*DATA FOR THE TASK*:

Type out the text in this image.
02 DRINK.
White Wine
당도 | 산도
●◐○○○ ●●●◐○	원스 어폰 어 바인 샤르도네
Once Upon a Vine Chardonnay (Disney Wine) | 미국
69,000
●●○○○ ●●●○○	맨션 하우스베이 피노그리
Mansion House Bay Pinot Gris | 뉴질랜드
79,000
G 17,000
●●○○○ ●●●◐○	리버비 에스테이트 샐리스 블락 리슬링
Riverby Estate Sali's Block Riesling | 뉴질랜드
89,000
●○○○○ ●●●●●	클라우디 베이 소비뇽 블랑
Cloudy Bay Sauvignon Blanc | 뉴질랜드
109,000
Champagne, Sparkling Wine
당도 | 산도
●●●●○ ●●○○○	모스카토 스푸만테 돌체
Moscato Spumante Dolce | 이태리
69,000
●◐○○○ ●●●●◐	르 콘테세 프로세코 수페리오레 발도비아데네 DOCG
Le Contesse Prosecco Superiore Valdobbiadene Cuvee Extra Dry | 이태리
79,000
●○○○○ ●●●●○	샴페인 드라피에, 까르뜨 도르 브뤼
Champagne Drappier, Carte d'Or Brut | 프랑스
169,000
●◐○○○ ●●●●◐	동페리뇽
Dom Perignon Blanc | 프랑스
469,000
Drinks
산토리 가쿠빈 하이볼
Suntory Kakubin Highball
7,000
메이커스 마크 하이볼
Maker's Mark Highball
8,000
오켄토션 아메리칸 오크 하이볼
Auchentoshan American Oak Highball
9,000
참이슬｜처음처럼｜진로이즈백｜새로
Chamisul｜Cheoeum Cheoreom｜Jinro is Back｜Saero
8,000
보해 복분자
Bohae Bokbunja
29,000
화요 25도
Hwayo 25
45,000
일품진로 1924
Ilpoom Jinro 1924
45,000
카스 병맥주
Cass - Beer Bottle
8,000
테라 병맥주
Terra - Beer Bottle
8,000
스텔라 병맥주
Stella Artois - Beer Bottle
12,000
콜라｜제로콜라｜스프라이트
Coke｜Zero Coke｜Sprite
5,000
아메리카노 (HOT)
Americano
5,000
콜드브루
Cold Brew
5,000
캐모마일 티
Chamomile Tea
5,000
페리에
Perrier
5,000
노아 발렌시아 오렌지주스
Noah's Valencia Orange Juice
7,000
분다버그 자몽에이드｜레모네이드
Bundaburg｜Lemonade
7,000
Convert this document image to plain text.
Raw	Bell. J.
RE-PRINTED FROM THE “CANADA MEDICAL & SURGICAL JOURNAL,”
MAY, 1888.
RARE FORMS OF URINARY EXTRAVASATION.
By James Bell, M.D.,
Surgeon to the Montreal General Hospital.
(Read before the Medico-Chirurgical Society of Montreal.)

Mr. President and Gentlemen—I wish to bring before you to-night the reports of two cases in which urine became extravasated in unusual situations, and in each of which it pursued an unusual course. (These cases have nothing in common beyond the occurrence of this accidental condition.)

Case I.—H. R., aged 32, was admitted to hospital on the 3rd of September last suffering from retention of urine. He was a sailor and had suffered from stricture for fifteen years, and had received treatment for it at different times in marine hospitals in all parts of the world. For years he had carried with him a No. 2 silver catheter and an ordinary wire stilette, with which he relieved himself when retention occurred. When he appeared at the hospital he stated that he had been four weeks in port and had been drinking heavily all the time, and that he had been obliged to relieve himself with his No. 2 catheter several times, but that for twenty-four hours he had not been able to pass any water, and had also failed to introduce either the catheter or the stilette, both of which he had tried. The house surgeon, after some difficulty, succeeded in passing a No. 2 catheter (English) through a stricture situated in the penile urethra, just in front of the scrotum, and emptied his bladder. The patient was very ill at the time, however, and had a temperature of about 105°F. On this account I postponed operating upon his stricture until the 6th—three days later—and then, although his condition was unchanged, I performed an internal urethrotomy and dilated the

*THE EXERCISE*:
Write out the whole listing again. Match it word for word.

*COMPLETED EXERCISE*:
Type out the text in this image.
02 DRINK.
White Wine
당도 | 산도
●◐○○○ ●●●◐○	원스 어폰 어 바인 샤르도네
Once Upon a Vine Chardonnay (Disney Wine) | 미국
69,000
●●○○○ ●●●○○	맨션 하우스베이 피노그리
Mansion House Bay Pinot Gris | 뉴질랜드
79,000
G 17,000
●●○○○ ●●●◐○	리버비 에스테이트 샐리스 블락 리슬링
Riverby Estate Sali's Block Riesling | 뉴질랜드
89,000
●○○○○ ●●●●●	클라우디 베이 소비뇽 블랑
Cloudy Bay Sauvignon Blanc | 뉴질랜드
109,000
Champagne, Sparkling Wine
당도 | 산도
●●●●○ ●●○○○	모스카토 스푸만테 돌체
Moscato Spumante Dolce | 이태리
69,000
●◐○○○ ●●●●◐	르 콘테세 프로세코 수페리오레 발도비아데네 DOCG
Le Contesse Prosecco Superiore Valdobbiadene Cuvee Extra Dry | 이태리
79,000
●○○○○ ●●●●○	샴페인 드라피에, 까르뜨 도르 브뤼
Champagne Drappier, Carte d'Or Brut | 프랑스
169,000
●◐○○○ ●●●●◐	동페리뇽
Dom Perignon Blanc | 프랑스
469,000
Drinks
산토리 가쿠빈 하이볼
Suntory Kakubin Highball
7,000
메이커스 마크 하이볼
Maker's Mark Highball
8,000
오켄토션 아메리칸 오크 하이볼
Auchentoshan American Oak Highball
9,000
참이슬｜처음처럼｜진로이즈백｜새로
Chamisul｜Cheoeum Cheoreom｜Jinro is Back｜Saero
8,000
보해 복분자
Bohae Bokbunja
29,000
화요 25도
Hwayo 25
45,000
일품진로 1924
Ilpoom Jinro 1924
45,000
카스 병맥주
Cass - Beer Bottle
8,000
테라 병맥주
Terra - Beer Bottle
8,000
스텔라 병맥주
Stella Artois - Beer Bottle
12,000
콜라｜제로콜라｜스프라이트
Coke｜Zero Coke｜Sprite
5,000
아메리카노 (HOT)
Americano
5,000
콜드브루
Cold Brew
5,000
캐모마일 티
Chamomile Tea
5,000
페리에
Perrier
5,000
노아 발렌시아 오렌지주스
Noah's Valencia Orange Juice
7,000
분다버그 자몽에이드｜레모네이드
Bundaburg｜Lemonade
7,000
Convert this document image to plain text.
Raw	Bell. J.
RE-PRINTED FROM THE “CANADA MEDICAL & SURGICAL JOURNAL,”
MAY, 1888.
RARE FORMS OF URINARY EXTRAVASATION.
By James Bell, M.D.,
Surgeon to the Montreal General Hospital.
(Read before the Medico-Chirurgical Society of Montreal.)

Mr. President and Gentlemen—I wish to bring before you to-night the reports of two cases in which urine became extravasated in unusual situations, and in each of which it pursued an unusual course. (These cases have nothing in common beyond the occurrence of this accidental condition.)

Case I.—H. R., aged 32, was admitted to hospital on the 3rd of September last suffering from retention of urine. He was a sailor and had suffered from stricture for fifteen years, and had received treatment for it at different times in marine hospitals in all parts of the world. For years he had carried with him a No. 2 silver catheter and an ordinary wire stilette, with which he relieved himself when retention occurred. When he appeared at the hospital he stated that he had been four weeks in port and had been drinking heavily all the time, and that he had been obliged to relieve himself with his No. 2 catheter several times, but that for twenty-four hours he had not been able to pass any water, and had also failed to introduce either the catheter or the stilette, both of which he had tried. The house surgeon, after some difficulty, succeeded in passing a No. 2 catheter (English) through a stricture situated in the penile urethra, just in front of the scrotum, and emptied his bladder. The patient was very ill at the time, however, and had a temperature of about 105°F. On this account I postponed operating upon his stricture until the 6th—three days later—and then, although his condition was unchanged, I performed an internal urethrotomy and dilated the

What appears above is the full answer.